§ **Goal**
Copy the entries below exactly. Images do not belong in the copy.

§ **Data in this exercise**
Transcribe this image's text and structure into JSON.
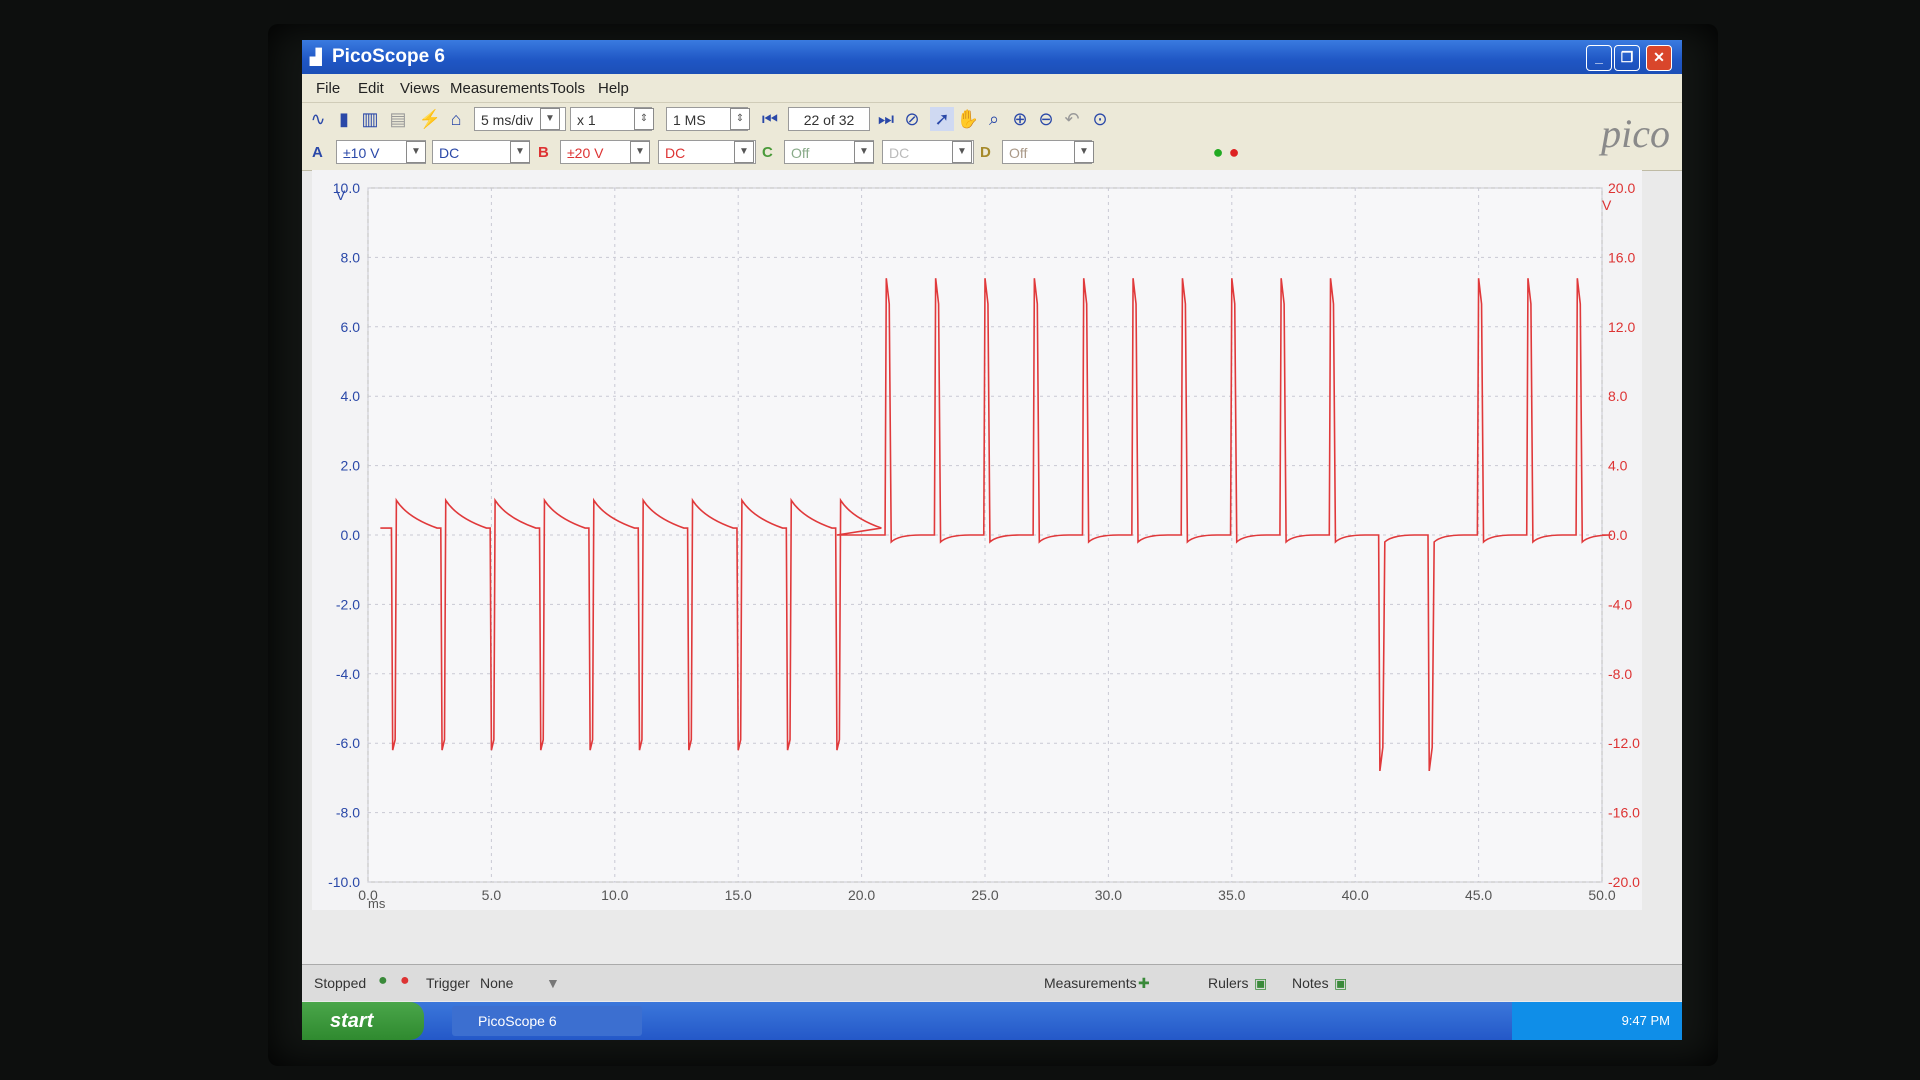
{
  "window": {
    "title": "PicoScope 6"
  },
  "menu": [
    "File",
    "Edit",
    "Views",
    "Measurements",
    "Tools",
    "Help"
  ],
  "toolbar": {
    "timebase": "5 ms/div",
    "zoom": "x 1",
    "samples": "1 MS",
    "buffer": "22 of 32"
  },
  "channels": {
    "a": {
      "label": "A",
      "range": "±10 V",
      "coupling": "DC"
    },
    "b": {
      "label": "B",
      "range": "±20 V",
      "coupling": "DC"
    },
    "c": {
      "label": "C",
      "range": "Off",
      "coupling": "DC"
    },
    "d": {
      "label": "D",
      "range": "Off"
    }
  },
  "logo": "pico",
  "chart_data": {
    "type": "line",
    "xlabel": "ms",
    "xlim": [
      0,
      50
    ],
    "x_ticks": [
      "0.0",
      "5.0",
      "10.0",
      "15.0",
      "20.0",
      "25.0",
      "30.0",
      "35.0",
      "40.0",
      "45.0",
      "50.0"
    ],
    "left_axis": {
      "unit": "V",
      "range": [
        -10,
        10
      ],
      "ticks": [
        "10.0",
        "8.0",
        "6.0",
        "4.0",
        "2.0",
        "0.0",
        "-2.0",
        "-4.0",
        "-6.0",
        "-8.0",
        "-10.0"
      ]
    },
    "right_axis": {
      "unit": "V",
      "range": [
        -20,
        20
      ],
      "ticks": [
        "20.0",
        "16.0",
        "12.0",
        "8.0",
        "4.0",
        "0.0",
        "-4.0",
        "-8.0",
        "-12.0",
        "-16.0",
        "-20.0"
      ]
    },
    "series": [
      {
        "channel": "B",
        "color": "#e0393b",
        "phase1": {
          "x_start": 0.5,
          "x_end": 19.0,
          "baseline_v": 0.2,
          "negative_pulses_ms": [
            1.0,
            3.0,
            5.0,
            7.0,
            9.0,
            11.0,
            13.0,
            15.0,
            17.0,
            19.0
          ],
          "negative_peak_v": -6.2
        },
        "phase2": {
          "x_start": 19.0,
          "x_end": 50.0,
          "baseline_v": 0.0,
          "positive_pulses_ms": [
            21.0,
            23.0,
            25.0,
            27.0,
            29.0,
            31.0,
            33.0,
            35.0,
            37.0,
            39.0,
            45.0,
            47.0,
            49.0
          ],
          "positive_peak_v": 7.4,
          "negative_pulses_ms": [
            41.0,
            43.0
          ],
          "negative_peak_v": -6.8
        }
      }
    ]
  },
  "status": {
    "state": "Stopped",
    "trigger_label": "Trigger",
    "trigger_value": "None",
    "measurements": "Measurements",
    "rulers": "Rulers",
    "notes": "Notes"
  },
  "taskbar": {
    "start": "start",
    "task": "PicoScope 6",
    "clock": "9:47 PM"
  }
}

§ **Final result**
Transcribe this image's text and structure into JSON.
{
  "window": {
    "title": "PicoScope 6"
  },
  "menu": [
    "File",
    "Edit",
    "Views",
    "Measurements",
    "Tools",
    "Help"
  ],
  "toolbar": {
    "timebase": "5 ms/div",
    "zoom": "x 1",
    "samples": "1 MS",
    "buffer": "22 of 32"
  },
  "channels": {
    "a": {
      "label": "A",
      "range": "±10 V",
      "coupling": "DC"
    },
    "b": {
      "label": "B",
      "range": "±20 V",
      "coupling": "DC"
    },
    "c": {
      "label": "C",
      "range": "Off",
      "coupling": "DC"
    },
    "d": {
      "label": "D",
      "range": "Off"
    }
  },
  "logo": "pico",
  "chart_data": {
    "type": "line",
    "xlabel": "ms",
    "xlim": [
      0,
      50
    ],
    "x_ticks": [
      "0.0",
      "5.0",
      "10.0",
      "15.0",
      "20.0",
      "25.0",
      "30.0",
      "35.0",
      "40.0",
      "45.0",
      "50.0"
    ],
    "left_axis": {
      "unit": "V",
      "range": [
        -10,
        10
      ],
      "ticks": [
        "10.0",
        "8.0",
        "6.0",
        "4.0",
        "2.0",
        "0.0",
        "-2.0",
        "-4.0",
        "-6.0",
        "-8.0",
        "-10.0"
      ]
    },
    "right_axis": {
      "unit": "V",
      "range": [
        -20,
        20
      ],
      "ticks": [
        "20.0",
        "16.0",
        "12.0",
        "8.0",
        "4.0",
        "0.0",
        "-4.0",
        "-8.0",
        "-12.0",
        "-16.0",
        "-20.0"
      ]
    },
    "series": [
      {
        "channel": "B",
        "color": "#e0393b",
        "phase1": {
          "x_start": 0.5,
          "x_end": 19.0,
          "baseline_v": 0.2,
          "negative_pulses_ms": [
            1.0,
            3.0,
            5.0,
            7.0,
            9.0,
            11.0,
            13.0,
            15.0,
            17.0,
            19.0
          ],
          "negative_peak_v": -6.2
        },
        "phase2": {
          "x_start": 19.0,
          "x_end": 50.0,
          "baseline_v": 0.0,
          "positive_pulses_ms": [
            21.0,
            23.0,
            25.0,
            27.0,
            29.0,
            31.0,
            33.0,
            35.0,
            37.0,
            39.0,
            45.0,
            47.0,
            49.0
          ],
          "positive_peak_v": 7.4,
          "negative_pulses_ms": [
            41.0,
            43.0
          ],
          "negative_peak_v": -6.8
        }
      }
    ]
  },
  "status": {
    "state": "Stopped",
    "trigger_label": "Trigger",
    "trigger_value": "None",
    "measurements": "Measurements",
    "rulers": "Rulers",
    "notes": "Notes"
  },
  "taskbar": {
    "start": "start",
    "task": "PicoScope 6",
    "clock": "9:47 PM"
  }
}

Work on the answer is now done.